● TASK DESCRIPTION
Put every line of the data into a Markdown table, leaving out blank lines, with the columns Row and Line: Row holds the row number and Line holds the line itself.

● SOURCE RECORDS
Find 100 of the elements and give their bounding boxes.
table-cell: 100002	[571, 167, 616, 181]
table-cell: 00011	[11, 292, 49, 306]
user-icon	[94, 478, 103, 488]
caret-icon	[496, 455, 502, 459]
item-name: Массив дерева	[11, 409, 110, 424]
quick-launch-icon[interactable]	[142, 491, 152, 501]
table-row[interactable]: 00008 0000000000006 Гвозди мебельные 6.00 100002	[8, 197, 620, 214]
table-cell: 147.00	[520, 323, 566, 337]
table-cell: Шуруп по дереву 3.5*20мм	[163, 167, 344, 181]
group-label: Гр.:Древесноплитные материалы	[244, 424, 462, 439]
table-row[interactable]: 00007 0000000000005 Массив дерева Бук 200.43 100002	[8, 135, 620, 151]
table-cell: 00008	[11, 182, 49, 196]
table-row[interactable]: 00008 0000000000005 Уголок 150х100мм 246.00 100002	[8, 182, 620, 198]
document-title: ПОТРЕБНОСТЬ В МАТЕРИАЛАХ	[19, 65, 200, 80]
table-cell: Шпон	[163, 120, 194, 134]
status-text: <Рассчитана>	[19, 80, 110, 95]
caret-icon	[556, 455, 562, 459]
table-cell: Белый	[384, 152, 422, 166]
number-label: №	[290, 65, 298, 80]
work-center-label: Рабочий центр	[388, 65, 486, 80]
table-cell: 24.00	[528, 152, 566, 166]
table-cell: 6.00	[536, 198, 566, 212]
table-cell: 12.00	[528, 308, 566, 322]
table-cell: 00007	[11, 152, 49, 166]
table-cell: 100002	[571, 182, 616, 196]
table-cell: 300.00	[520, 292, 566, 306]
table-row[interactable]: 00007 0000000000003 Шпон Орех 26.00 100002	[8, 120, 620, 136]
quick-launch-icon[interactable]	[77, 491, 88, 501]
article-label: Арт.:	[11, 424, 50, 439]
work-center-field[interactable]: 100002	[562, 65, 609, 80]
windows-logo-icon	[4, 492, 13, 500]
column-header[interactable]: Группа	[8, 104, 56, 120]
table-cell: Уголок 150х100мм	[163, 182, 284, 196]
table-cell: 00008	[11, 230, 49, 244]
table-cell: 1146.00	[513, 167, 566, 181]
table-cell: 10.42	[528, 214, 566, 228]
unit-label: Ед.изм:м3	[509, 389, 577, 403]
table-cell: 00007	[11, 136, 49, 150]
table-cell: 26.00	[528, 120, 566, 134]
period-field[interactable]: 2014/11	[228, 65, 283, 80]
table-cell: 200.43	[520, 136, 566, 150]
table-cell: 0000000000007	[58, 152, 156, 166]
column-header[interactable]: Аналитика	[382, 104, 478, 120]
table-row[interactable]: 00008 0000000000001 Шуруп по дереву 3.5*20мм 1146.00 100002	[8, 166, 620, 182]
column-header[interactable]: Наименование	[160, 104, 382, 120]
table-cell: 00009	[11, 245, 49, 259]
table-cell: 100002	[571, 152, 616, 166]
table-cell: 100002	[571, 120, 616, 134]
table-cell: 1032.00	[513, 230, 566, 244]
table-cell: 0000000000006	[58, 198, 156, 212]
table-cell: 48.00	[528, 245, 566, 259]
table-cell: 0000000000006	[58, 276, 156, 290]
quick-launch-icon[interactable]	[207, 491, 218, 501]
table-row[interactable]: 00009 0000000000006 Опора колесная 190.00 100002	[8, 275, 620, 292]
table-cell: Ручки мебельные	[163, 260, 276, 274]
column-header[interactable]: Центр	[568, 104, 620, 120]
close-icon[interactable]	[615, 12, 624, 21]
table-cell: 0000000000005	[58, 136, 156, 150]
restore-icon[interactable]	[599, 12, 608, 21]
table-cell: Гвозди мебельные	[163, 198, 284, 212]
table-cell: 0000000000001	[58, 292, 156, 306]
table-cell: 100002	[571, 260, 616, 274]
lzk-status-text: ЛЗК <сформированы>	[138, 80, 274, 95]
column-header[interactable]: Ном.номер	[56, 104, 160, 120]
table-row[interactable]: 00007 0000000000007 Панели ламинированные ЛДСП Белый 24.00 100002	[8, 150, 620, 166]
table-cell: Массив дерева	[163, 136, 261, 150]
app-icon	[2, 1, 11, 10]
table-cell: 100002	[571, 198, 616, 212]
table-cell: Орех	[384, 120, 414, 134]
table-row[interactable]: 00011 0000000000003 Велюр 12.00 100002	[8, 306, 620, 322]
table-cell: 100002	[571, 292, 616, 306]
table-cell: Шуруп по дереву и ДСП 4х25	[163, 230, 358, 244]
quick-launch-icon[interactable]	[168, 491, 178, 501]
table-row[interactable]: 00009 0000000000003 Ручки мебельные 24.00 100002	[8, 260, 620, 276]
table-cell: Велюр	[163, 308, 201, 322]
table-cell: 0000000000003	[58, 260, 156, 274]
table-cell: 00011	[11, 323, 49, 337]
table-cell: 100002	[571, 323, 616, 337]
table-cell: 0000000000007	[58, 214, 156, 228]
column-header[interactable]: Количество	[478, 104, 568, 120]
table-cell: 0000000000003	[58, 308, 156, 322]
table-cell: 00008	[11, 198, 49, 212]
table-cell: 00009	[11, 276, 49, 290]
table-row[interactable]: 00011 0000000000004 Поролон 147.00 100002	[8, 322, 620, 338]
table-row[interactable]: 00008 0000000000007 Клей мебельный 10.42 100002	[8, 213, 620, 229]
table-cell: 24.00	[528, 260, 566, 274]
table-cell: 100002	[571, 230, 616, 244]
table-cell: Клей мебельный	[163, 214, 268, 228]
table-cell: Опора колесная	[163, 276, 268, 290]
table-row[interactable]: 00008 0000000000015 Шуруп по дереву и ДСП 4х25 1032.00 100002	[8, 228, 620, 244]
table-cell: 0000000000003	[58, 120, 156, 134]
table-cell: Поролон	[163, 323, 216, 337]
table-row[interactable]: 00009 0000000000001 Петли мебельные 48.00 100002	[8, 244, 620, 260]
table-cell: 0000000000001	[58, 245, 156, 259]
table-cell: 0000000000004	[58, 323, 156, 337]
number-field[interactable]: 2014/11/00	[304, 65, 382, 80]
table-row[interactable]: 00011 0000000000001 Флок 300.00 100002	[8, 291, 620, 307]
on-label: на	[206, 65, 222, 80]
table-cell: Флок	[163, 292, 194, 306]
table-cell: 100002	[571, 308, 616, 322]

● THE REPLY
| Row | Line |
|---|---|
| 1 | Find 100 of the elements and give their bounding boxes. |
| 2 | table-cell: 100002	[571, 167, 616, 181] |
| 3 | table-cell: 00011	[11, 292, 49, 306] |
| 4 | user-icon	[94, 478, 103, 488] |
| 5 | caret-icon	[496, 455, 502, 459] |
| 6 | item-name: Массив дерева	[11, 409, 110, 424] |
| 7 | quick-launch-icon[interactable]	[142, 491, 152, 501] |
| 8 | table-row[interactable]: 00008 0000000000006 Гвозди мебельные 6.00 100002	[8, 197, 620, 214] |
| 9 | table-cell: 147.00	[520, 323, 566, 337] |
| 10 | table-cell: Шуруп по дереву 3.5*20мм	[163, 167, 344, 181] |
| 11 | group-label: Гр.:Древесноплитные материалы	[244, 424, 462, 439] |
| 12 | table-row[interactable]: 00007 0000000000005 Массив дерева Бук 200.43 100002	[8, 135, 620, 151] |
| 13 | table-cell: 00008	[11, 182, 49, 196] |
| 14 | table-row[interactable]: 00008 0000000000005 Уголок 150х100мм 246.00 100002	[8, 182, 620, 198] |
| 15 | document-title: ПОТРЕБНОСТЬ В МАТЕРИАЛАХ	[19, 65, 200, 80] |
| 16 | table-cell: Шпон	[163, 120, 194, 134] |
| 17 | status-text: <Рассчитана>	[19, 80, 110, 95] |
| 18 | caret-icon	[556, 455, 562, 459] |
| 19 | table-cell: Белый	[384, 152, 422, 166] |
| 20 | number-label: №	[290, 65, 298, 80] |
| 21 | work-center-label: Рабочий центр	[388, 65, 486, 80] |
| 22 | table-cell: 24.00	[528, 152, 566, 166] |
| 23 | table-cell: 6.00	[536, 198, 566, 212] |
| 24 | table-cell: 12.00	[528, 308, 566, 322] |
| 25 | table-cell: 00007	[11, 152, 49, 166] |
| 26 | table-cell: 100002	[571, 182, 616, 196] |
| 27 | table-cell: 300.00	[520, 292, 566, 306] |
| 28 | table-row[interactable]: 00007 0000000000003 Шпон Орех 26.00 100002	[8, 120, 620, 136] |
| 29 | quick-launch-icon[interactable]	[77, 491, 88, 501] |
| 30 | article-label: Арт.:	[11, 424, 50, 439] |
| 31 | work-center-field[interactable]: 100002	[562, 65, 609, 80] |
| 32 | windows-logo-icon	[4, 492, 13, 500] |
| 33 | column-header[interactable]: Группа	[8, 104, 56, 120] |
| 34 | table-cell: Уголок 150х100мм	[163, 182, 284, 196] |
| 35 | table-cell: 00008	[11, 230, 49, 244] |
| 36 | table-cell: 1146.00	[513, 167, 566, 181] |
| 37 | table-cell: 10.42	[528, 214, 566, 228] |
| 38 | unit-label: Ед.изм:м3	[509, 389, 577, 403] |
| 39 | table-cell: 00007	[11, 136, 49, 150] |
| 40 | table-cell: 26.00	[528, 120, 566, 134] |
| 41 | period-field[interactable]: 2014/11	[228, 65, 283, 80] |
| 42 | table-cell: 200.43	[520, 136, 566, 150] |
| 43 | table-cell: 0000000000007	[58, 152, 156, 166] |
| 44 | column-header[interactable]: Аналитика	[382, 104, 478, 120] |
| 45 | table-row[interactable]: 00008 0000000000001 Шуруп по дереву 3.5*20мм 1146.00 100002	[8, 166, 620, 182] |
| 46 | column-header[interactable]: Наименование	[160, 104, 382, 120] |
| 47 | table-cell: 00009	[11, 245, 49, 259] |
| 48 | table-cell: 100002	[571, 152, 616, 166] |
| 49 | table-cell: 100002	[571, 120, 616, 134] |
| 50 | table-cell: 1032.00	[513, 230, 566, 244] |
| 51 | table-cell: 0000000000006	[58, 198, 156, 212] |
| 52 | table-cell: 48.00	[528, 245, 566, 259] |
| 53 | table-cell: 0000000000006	[58, 276, 156, 290] |
| 54 | quick-launch-icon[interactable]	[207, 491, 218, 501] |
| 55 | table-row[interactable]: 00009 0000000000006 Опора колесная 190.00 100002	[8, 275, 620, 292] |
| 56 | table-cell: Ручки мебельные	[163, 260, 276, 274] |
| 57 | column-header[interactable]: Центр	[568, 104, 620, 120] |
| 58 | close-icon[interactable]	[615, 12, 624, 21] |
| 59 | table-cell: 0000000000005	[58, 136, 156, 150] |
| 60 | restore-icon[interactable]	[599, 12, 608, 21] |
| 61 | table-cell: Гвозди мебельные	[163, 198, 284, 212] |
| 62 | table-cell: 0000000000001	[58, 292, 156, 306] |
| 63 | table-cell: 100002	[571, 260, 616, 274] |
| 64 | lzk-status-text: ЛЗК <сформированы>	[138, 80, 274, 95] |
| 65 | column-header[interactable]: Ном.номер	[56, 104, 160, 120] |
| 66 | table-row[interactable]: 00007 0000000000007 Панели ламинированные ЛДСП Белый 24.00 100002	[8, 150, 620, 166] |
| 67 | table-cell: Массив дерева	[163, 136, 261, 150] |
| 68 | app-icon	[2, 1, 11, 10] |
| 69 | table-cell: 100002	[571, 198, 616, 212] |
| 70 | table-cell: Орех	[384, 120, 414, 134] |
| 71 | table-row[interactable]: 00011 0000000000003 Велюр 12.00 100002	[8, 306, 620, 322] |
| 72 | table-cell: 100002	[571, 292, 616, 306] |
| 73 | table-cell: Шуруп по дереву и ДСП 4х25	[163, 230, 358, 244] |
| 74 | quick-launch-icon[interactable]	[168, 491, 178, 501] |
| 75 | table-row[interactable]: 00009 0000000000003 Ручки мебельные 24.00 100002	[8, 260, 620, 276] |
| 76 | table-cell: Велюр	[163, 308, 201, 322] |
| 77 | table-cell: 0000000000003	[58, 260, 156, 274] |
| 78 | table-cell: 00011	[11, 323, 49, 337] |
| 79 | table-cell: 100002	[571, 323, 616, 337] |
| 80 | table-cell: 0000000000007	[58, 214, 156, 228] |
| 81 | column-header[interactable]: Количество	[478, 104, 568, 120] |
| 82 | table-cell: 0000000000003	[58, 308, 156, 322] |
| 83 | table-cell: 00008	[11, 198, 49, 212] |
| 84 | table-cell: 00009	[11, 276, 49, 290] |
| 85 | table-row[interactable]: 00011 0000000000004 Поролон 147.00 100002	[8, 322, 620, 338] |
| 86 | table-row[interactable]: 00008 0000000000007 Клей мебельный 10.42 100002	[8, 213, 620, 229] |
| 87 | table-cell: 24.00	[528, 260, 566, 274] |
| 88 | table-cell: 100002	[571, 230, 616, 244] |
| 89 | table-cell: Клей мебельный	[163, 214, 268, 228] |
| 90 | table-cell: Опора колесная	[163, 276, 268, 290] |
| 91 | table-row[interactable]: 00008 0000000000015 Шуруп по дереву и ДСП 4х25 1032.00 100002	[8, 228, 620, 244] |
| 92 | table-cell: 0000000000003	[58, 120, 156, 134] |
| 93 | table-cell: Поролон	[163, 323, 216, 337] |
| 94 | table-row[interactable]: 00009 0000000000001 Петли мебельные 48.00 100002	[8, 244, 620, 260] |
| 95 | table-cell: 0000000000001	[58, 245, 156, 259] |
| 96 | table-cell: 0000000000004	[58, 323, 156, 337] |
| 97 | number-field[interactable]: 2014/11/00	[304, 65, 382, 80] |
| 98 | table-row[interactable]: 00011 0000000000001 Флок 300.00 100002	[8, 291, 620, 307] |
| 99 | on-label: на	[206, 65, 222, 80] |
| 100 | table-cell: Флок	[163, 292, 194, 306] |
| 101 | table-cell: 100002	[571, 308, 616, 322] |